Objective |
Show all lines holding the string "SRMTID".

(Entries with figure data)
· · · ·

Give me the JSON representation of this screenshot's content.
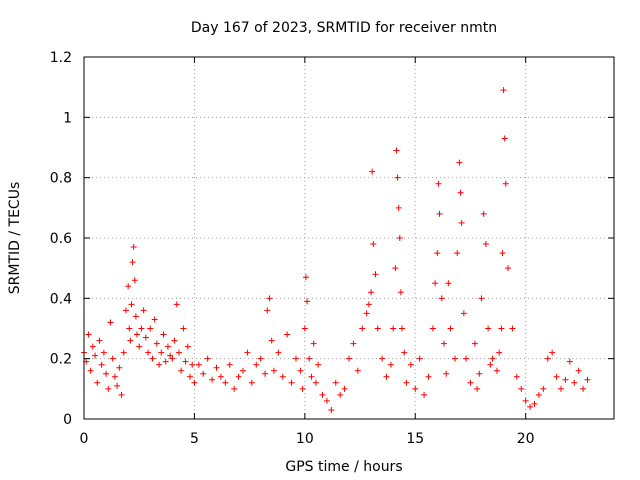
{
  "chart_data": {
    "type": "scatter",
    "title": "Day 167 of 2023, SRMTID for receiver nmtn",
    "xlabel": "GPS time / hours",
    "ylabel": "SRMTID / TECUs",
    "xlim": [
      0,
      24
    ],
    "ylim": [
      0,
      1.2
    ],
    "x_ticks": [
      0,
      5,
      10,
      15,
      20
    ],
    "x_tick_labels": [
      "0",
      "5",
      "10",
      "15",
      "20"
    ],
    "y_ticks": [
      0,
      0.2,
      0.4,
      0.6,
      0.8,
      1.0,
      1.2
    ],
    "y_tick_labels": [
      "0",
      "0.2",
      "0.4",
      "0.6",
      "0.8",
      "1",
      "1.2"
    ],
    "grid": true,
    "marker": "plus",
    "series": [
      {
        "name": "SRMTID",
        "color": "#ff0000",
        "x": [
          0.0,
          0.1,
          0.2,
          0.3,
          0.4,
          0.5,
          0.6,
          0.7,
          0.8,
          0.9,
          1.0,
          1.1,
          1.2,
          1.3,
          1.4,
          1.5,
          1.6,
          1.7,
          1.8,
          1.9,
          2.0,
          2.05,
          2.1,
          2.15,
          2.2,
          2.25,
          2.3,
          2.35,
          2.4,
          2.5,
          2.6,
          2.7,
          2.8,
          2.9,
          3.0,
          3.1,
          3.2,
          3.3,
          3.4,
          3.5,
          3.6,
          3.7,
          3.8,
          3.9,
          4.0,
          4.1,
          4.2,
          4.3,
          4.4,
          4.5,
          4.6,
          4.7,
          4.8,
          4.9,
          5.0,
          5.2,
          5.4,
          5.6,
          5.8,
          6.0,
          6.2,
          6.4,
          6.6,
          6.8,
          7.0,
          7.2,
          7.4,
          7.6,
          7.8,
          8.0,
          8.2,
          8.3,
          8.4,
          8.5,
          8.6,
          8.8,
          9.0,
          9.2,
          9.4,
          9.6,
          9.8,
          9.9,
          10.0,
          10.05,
          10.1,
          10.2,
          10.3,
          10.4,
          10.5,
          10.6,
          10.8,
          11.0,
          11.2,
          11.4,
          11.6,
          11.8,
          12.0,
          12.2,
          12.4,
          12.6,
          12.8,
          12.9,
          13.0,
          13.05,
          13.1,
          13.2,
          13.3,
          13.5,
          13.7,
          13.9,
          14.0,
          14.1,
          14.15,
          14.2,
          14.25,
          14.3,
          14.35,
          14.4,
          14.5,
          14.6,
          14.8,
          15.0,
          15.2,
          15.4,
          15.6,
          15.8,
          15.9,
          16.0,
          16.05,
          16.1,
          16.2,
          16.3,
          16.4,
          16.5,
          16.6,
          16.8,
          16.9,
          17.0,
          17.05,
          17.1,
          17.2,
          17.3,
          17.5,
          17.7,
          17.8,
          17.9,
          18.0,
          18.1,
          18.2,
          18.3,
          18.4,
          18.5,
          18.7,
          18.8,
          18.9,
          18.95,
          19.0,
          19.05,
          19.1,
          19.2,
          19.4,
          19.6,
          19.8,
          20.0,
          20.2,
          20.4,
          20.6,
          20.8,
          21.0,
          21.2,
          21.4,
          21.6,
          21.8,
          22.0,
          22.2,
          22.4,
          22.6,
          22.8
        ],
        "y": [
          0.22,
          0.19,
          0.28,
          0.16,
          0.24,
          0.21,
          0.12,
          0.26,
          0.18,
          0.22,
          0.15,
          0.1,
          0.32,
          0.2,
          0.14,
          0.11,
          0.17,
          0.08,
          0.22,
          0.36,
          0.44,
          0.3,
          0.26,
          0.38,
          0.52,
          0.57,
          0.46,
          0.34,
          0.28,
          0.24,
          0.3,
          0.36,
          0.27,
          0.22,
          0.3,
          0.2,
          0.33,
          0.25,
          0.18,
          0.22,
          0.28,
          0.19,
          0.24,
          0.21,
          0.2,
          0.26,
          0.38,
          0.22,
          0.16,
          0.3,
          0.19,
          0.24,
          0.14,
          0.18,
          0.12,
          0.18,
          0.15,
          0.2,
          0.13,
          0.17,
          0.14,
          0.12,
          0.18,
          0.1,
          0.14,
          0.16,
          0.22,
          0.12,
          0.18,
          0.2,
          0.15,
          0.36,
          0.4,
          0.26,
          0.16,
          0.22,
          0.14,
          0.28,
          0.12,
          0.2,
          0.16,
          0.1,
          0.3,
          0.47,
          0.39,
          0.2,
          0.14,
          0.25,
          0.12,
          0.18,
          0.08,
          0.06,
          0.03,
          0.12,
          0.08,
          0.1,
          0.2,
          0.25,
          0.16,
          0.3,
          0.35,
          0.38,
          0.42,
          0.82,
          0.58,
          0.48,
          0.3,
          0.2,
          0.14,
          0.18,
          0.3,
          0.5,
          0.89,
          0.8,
          0.7,
          0.6,
          0.42,
          0.3,
          0.22,
          0.12,
          0.18,
          0.1,
          0.2,
          0.08,
          0.14,
          0.3,
          0.45,
          0.55,
          0.78,
          0.68,
          0.4,
          0.25,
          0.15,
          0.45,
          0.3,
          0.2,
          0.55,
          0.85,
          0.75,
          0.65,
          0.35,
          0.2,
          0.12,
          0.25,
          0.1,
          0.15,
          0.4,
          0.68,
          0.58,
          0.3,
          0.18,
          0.2,
          0.16,
          0.22,
          0.3,
          0.55,
          1.09,
          0.93,
          0.78,
          0.5,
          0.3,
          0.14,
          0.1,
          0.06,
          0.04,
          0.05,
          0.08,
          0.1,
          0.2,
          0.22,
          0.14,
          0.1,
          0.13,
          0.19,
          0.12,
          0.16,
          0.1,
          0.13
        ]
      }
    ]
  }
}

· · · ·

Result below |
    "title": "Day 167 of 2023, SRMTID for receiver nmtn",
    "ylabel": "SRMTID / TECUs",
        "name": "SRMTID",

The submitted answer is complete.